- Written instruction
Return the data below verbatim, line for line, omitting the pictures.
───── Records supplied ─────
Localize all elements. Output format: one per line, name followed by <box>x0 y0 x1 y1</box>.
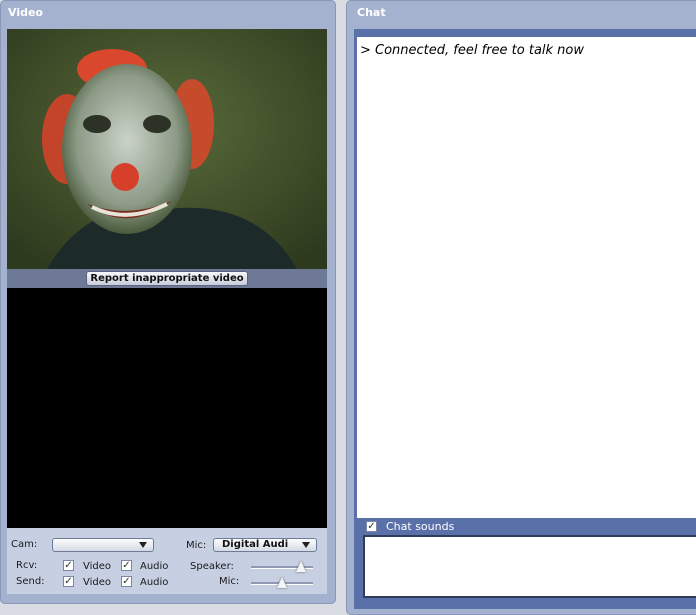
cam-label: Cam: <box>11 539 38 550</box>
mic-volume-label: Mic: <box>219 576 240 587</box>
send-video-checkbox[interactable]: ✓ <box>63 576 74 587</box>
checkmark-icon: ✓ <box>64 576 73 587</box>
rcv-label: Rcv: <box>16 560 38 571</box>
cam-select[interactable] <box>52 538 154 552</box>
chevron-down-icon <box>139 542 147 548</box>
mic-volume-slider[interactable] <box>251 577 313 589</box>
report-bar: Report inappropriate video <box>7 269 327 288</box>
checkmark-icon: ✓ <box>64 560 73 571</box>
speaker-label: Speaker: <box>190 561 234 572</box>
chat-message: > Connected, feel free to talk now <box>360 43 585 58</box>
chevron-down-icon <box>302 542 310 548</box>
send-audio-label: Audio <box>140 577 169 588</box>
checkmark-icon: ✓ <box>122 576 131 587</box>
self-video <box>7 288 327 528</box>
chat-input[interactable] <box>363 535 696 598</box>
mic-select[interactable]: Digital Audi <box>213 538 317 552</box>
checkmark-icon: ✓ <box>367 521 376 532</box>
checkmark-icon: ✓ <box>122 560 131 571</box>
mic-volume-slider-thumb[interactable] <box>277 577 287 588</box>
chat-sounds-checkbox[interactable]: ✓ <box>366 521 377 532</box>
rcv-audio-label: Audio <box>140 561 169 572</box>
video-panel: Video Report inappropriate video Cam: Mi… <box>0 0 336 604</box>
remote-video-frame <box>7 29 327 269</box>
rcv-video-checkbox[interactable]: ✓ <box>63 560 74 571</box>
remote-video <box>7 29 327 269</box>
mic-label: Mic: <box>186 540 207 551</box>
chat-panel: Chat > Connected, feel free to talk now … <box>346 0 696 615</box>
send-label: Send: <box>16 576 45 587</box>
chat-log: > Connected, feel free to talk now <box>357 37 696 518</box>
av-controls: Cam: Mic: Digital Audi Rcv: ✓ Video ✓ Au… <box>7 528 327 594</box>
rcv-video-label: Video <box>83 561 112 572</box>
report-video-button[interactable]: Report inappropriate video <box>86 271 248 286</box>
speaker-slider[interactable] <box>251 561 313 573</box>
rcv-audio-checkbox[interactable]: ✓ <box>121 560 132 571</box>
send-audio-checkbox[interactable]: ✓ <box>121 576 132 587</box>
send-video-label: Video <box>83 577 112 588</box>
chat-sounds-label: Chat sounds <box>386 520 455 533</box>
mic-select-value: Digital Audi <box>222 539 289 550</box>
chat-panel-title: Chat <box>357 6 386 19</box>
chat-sounds-bar: ✓ Chat sounds <box>357 518 696 535</box>
video-panel-title: Video <box>8 6 43 19</box>
speaker-slider-thumb[interactable] <box>295 561 306 572</box>
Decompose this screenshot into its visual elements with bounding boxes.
─────
- Exercise solution
Localize all elements. Output format: one per line, name followed by <box>x0 y0 x1 y1</box>.
cam-label: Cam: <box>11 539 38 550</box>
mic-volume-label: Mic: <box>219 576 240 587</box>
send-video-checkbox[interactable]: ✓ <box>63 576 74 587</box>
checkmark-icon: ✓ <box>64 576 73 587</box>
rcv-label: Rcv: <box>16 560 38 571</box>
cam-select[interactable] <box>52 538 154 552</box>
chevron-down-icon <box>139 542 147 548</box>
mic-volume-slider[interactable] <box>251 577 313 589</box>
report-bar: Report inappropriate video <box>7 269 327 288</box>
checkmark-icon: ✓ <box>64 560 73 571</box>
speaker-label: Speaker: <box>190 561 234 572</box>
chat-message: > Connected, feel free to talk now <box>360 43 585 58</box>
chevron-down-icon <box>302 542 310 548</box>
send-audio-label: Audio <box>140 577 169 588</box>
checkmark-icon: ✓ <box>122 576 131 587</box>
self-video <box>7 288 327 528</box>
chat-input[interactable] <box>363 535 696 598</box>
mic-select[interactable]: Digital Audi <box>213 538 317 552</box>
checkmark-icon: ✓ <box>367 521 376 532</box>
checkmark-icon: ✓ <box>122 560 131 571</box>
mic-volume-slider-thumb[interactable] <box>277 577 287 588</box>
chat-sounds-checkbox[interactable]: ✓ <box>366 521 377 532</box>
rcv-audio-label: Audio <box>140 561 169 572</box>
video-panel: Video Report inappropriate video Cam: Mi… <box>0 0 336 604</box>
remote-video-frame <box>7 29 327 269</box>
rcv-video-checkbox[interactable]: ✓ <box>63 560 74 571</box>
remote-video <box>7 29 327 269</box>
mic-label: Mic: <box>186 540 207 551</box>
chat-panel: Chat > Connected, feel free to talk now … <box>346 0 696 615</box>
send-label: Send: <box>16 576 45 587</box>
chat-log: > Connected, feel free to talk now <box>357 37 696 518</box>
av-controls: Cam: Mic: Digital Audi Rcv: ✓ Video ✓ Au… <box>7 528 327 594</box>
rcv-video-label: Video <box>83 561 112 572</box>
report-video-button[interactable]: Report inappropriate video <box>86 271 248 286</box>
speaker-slider[interactable] <box>251 561 313 573</box>
rcv-audio-checkbox[interactable]: ✓ <box>121 560 132 571</box>
send-audio-checkbox[interactable]: ✓ <box>121 576 132 587</box>
send-video-label: Video <box>83 577 112 588</box>
chat-sounds-label: Chat sounds <box>386 520 455 533</box>
mic-select-value: Digital Audi <box>222 539 289 550</box>
chat-panel-title: Chat <box>357 6 386 19</box>
chat-sounds-bar: ✓ Chat sounds <box>357 518 696 535</box>
video-panel-title: Video <box>8 6 43 19</box>
speaker-slider-thumb[interactable] <box>295 561 306 572</box>
Decompose this screenshot into its visual elements with bounding boxes.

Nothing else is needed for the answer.